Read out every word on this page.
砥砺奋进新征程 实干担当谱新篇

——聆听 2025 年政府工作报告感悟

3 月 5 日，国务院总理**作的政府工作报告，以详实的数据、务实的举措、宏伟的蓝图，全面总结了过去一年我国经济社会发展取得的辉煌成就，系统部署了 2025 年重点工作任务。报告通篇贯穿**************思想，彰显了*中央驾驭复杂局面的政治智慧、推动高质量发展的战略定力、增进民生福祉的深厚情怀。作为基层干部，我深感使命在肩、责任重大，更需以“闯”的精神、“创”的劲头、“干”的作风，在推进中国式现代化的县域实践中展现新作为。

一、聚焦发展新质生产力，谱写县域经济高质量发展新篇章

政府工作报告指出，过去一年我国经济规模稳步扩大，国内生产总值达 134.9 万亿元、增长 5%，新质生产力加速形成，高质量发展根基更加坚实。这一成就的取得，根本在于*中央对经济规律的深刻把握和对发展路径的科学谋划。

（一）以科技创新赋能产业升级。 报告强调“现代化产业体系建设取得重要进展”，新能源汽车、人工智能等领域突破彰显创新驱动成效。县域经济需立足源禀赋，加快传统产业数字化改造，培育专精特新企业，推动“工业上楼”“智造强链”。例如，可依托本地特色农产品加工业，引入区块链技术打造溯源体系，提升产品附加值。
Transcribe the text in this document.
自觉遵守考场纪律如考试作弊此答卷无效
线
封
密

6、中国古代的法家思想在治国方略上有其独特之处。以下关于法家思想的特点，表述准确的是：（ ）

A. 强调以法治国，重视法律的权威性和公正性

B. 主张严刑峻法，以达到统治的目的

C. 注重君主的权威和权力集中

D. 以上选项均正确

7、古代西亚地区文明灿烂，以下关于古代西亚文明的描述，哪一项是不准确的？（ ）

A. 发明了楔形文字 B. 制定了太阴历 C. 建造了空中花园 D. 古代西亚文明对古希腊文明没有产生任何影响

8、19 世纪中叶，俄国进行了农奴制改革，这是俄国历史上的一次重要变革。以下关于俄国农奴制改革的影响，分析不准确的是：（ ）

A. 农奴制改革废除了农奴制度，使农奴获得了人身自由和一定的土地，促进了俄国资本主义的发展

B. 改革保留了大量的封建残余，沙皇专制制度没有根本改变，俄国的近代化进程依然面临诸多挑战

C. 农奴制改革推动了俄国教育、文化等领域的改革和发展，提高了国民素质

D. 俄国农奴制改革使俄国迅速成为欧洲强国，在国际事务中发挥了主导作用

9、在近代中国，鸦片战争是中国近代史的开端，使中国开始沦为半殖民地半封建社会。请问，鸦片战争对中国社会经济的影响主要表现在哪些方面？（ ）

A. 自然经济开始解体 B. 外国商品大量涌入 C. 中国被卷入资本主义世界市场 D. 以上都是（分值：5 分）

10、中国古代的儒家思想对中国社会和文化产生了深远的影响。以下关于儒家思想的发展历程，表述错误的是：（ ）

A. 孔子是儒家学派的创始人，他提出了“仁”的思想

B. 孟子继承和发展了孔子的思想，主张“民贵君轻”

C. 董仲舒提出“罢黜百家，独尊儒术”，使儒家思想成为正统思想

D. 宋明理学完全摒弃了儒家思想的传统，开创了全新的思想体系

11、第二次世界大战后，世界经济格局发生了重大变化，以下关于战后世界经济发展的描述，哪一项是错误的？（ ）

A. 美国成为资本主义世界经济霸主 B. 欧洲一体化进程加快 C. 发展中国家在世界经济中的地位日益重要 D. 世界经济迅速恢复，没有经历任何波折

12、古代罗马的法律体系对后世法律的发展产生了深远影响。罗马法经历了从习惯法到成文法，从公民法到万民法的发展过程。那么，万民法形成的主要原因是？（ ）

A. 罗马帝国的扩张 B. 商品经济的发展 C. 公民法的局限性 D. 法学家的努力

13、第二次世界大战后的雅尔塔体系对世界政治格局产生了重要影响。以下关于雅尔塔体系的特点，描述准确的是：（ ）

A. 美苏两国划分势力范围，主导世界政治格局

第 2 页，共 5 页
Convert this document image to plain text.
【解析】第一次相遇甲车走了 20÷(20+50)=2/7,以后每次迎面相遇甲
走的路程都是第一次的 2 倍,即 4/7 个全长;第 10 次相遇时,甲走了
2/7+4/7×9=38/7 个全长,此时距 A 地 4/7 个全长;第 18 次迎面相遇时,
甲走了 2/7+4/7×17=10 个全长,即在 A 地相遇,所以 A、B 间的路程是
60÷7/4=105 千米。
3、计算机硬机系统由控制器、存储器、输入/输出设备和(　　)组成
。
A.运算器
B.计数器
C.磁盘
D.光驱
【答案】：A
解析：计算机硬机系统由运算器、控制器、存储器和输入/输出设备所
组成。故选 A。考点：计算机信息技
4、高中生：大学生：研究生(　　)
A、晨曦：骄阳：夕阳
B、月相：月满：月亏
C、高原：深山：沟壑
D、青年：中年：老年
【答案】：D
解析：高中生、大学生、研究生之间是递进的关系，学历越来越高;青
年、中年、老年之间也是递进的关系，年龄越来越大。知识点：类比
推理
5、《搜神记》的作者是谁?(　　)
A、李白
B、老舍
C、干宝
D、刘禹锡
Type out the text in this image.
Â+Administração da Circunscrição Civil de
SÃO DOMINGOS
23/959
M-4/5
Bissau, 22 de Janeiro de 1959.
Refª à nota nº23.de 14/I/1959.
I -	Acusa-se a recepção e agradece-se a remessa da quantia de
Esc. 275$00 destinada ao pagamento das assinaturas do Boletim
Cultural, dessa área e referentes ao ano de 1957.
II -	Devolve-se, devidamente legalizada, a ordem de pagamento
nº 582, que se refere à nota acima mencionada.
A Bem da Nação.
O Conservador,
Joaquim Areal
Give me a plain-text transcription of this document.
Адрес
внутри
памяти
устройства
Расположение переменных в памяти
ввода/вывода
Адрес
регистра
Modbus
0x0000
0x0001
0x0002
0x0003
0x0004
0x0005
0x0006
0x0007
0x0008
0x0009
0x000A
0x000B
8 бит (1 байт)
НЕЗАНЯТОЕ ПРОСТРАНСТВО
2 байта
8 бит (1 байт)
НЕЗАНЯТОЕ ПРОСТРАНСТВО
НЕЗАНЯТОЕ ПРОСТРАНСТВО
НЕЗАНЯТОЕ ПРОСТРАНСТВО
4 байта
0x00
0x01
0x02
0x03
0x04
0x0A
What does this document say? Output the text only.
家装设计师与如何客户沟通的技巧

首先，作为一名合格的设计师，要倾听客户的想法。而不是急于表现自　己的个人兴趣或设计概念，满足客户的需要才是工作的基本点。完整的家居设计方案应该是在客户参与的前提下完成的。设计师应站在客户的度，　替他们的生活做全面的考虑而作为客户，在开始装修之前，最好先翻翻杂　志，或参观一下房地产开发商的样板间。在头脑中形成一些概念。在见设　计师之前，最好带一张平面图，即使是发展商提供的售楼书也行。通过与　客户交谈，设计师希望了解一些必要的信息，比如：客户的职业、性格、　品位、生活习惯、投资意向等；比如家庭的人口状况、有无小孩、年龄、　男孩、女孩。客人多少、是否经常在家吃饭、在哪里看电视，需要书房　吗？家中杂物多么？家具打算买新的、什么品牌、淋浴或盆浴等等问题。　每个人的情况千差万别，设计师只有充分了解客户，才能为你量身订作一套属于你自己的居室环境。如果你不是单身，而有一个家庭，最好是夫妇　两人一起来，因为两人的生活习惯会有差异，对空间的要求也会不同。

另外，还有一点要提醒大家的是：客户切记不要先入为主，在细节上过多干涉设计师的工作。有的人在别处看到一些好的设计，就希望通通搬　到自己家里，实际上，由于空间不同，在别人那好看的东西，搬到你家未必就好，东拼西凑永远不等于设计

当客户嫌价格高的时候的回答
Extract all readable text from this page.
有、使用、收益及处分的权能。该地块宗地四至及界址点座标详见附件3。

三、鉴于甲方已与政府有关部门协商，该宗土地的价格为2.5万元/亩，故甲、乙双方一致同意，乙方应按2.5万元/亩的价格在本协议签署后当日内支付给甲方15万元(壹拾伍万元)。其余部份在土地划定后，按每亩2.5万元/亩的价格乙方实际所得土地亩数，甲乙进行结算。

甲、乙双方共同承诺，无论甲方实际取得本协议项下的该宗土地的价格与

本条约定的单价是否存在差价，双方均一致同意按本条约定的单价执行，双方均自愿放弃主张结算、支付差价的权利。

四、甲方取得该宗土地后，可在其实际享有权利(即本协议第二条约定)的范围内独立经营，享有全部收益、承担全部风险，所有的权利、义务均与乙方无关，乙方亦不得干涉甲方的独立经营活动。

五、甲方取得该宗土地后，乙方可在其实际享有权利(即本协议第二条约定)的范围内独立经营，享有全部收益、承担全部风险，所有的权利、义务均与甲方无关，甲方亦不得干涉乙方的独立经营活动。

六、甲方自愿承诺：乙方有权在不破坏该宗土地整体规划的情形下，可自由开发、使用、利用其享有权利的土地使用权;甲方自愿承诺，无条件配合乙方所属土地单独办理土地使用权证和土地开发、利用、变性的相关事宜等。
+===+
Goal: Transcribe exactly, and only, the lines from the one bearing "Extract all readable text from this page." through the last line of the entries, counting both.

Exercise response:
Extract all readable text from this page.
有、使用、收益及处分的权能。该地块宗地四至及界址点座标详见附件3。

三、鉴于甲方已与政府有关部门协商，该宗土地的价格为2.5万元/亩，故甲、乙双方一致同意，乙方应按2.5万元/亩的价格在本协议签署后当日内支付给甲方15万元(壹拾伍万元)。其余部份在土地划定后，按每亩2.5万元/亩的价格乙方实际所得土地亩数，甲乙进行结算。

甲、乙双方共同承诺，无论甲方实际取得本协议项下的该宗土地的价格与

本条约定的单价是否存在差价，双方均一致同意按本条约定的单价执行，双方均自愿放弃主张结算、支付差价的权利。

四、甲方取得该宗土地后，可在其实际享有权利(即本协议第二条约定)的范围内独立经营，享有全部收益、承担全部风险，所有的权利、义务均与乙方无关，乙方亦不得干涉甲方的独立经营活动。

五、甲方取得该宗土地后，乙方可在其实际享有权利(即本协议第二条约定)的范围内独立经营，享有全部收益、承担全部风险，所有的权利、义务均与甲方无关，甲方亦不得干涉乙方的独立经营活动。

六、甲方自愿承诺：乙方有权在不破坏该宗土地整体规划的情形下，可自由开发、使用、利用其享有权利的土地使用权;甲方自愿承诺，无条件配合乙方所属土地单独办理土地使用权证和土地开发、利用、变性的相关事宜等。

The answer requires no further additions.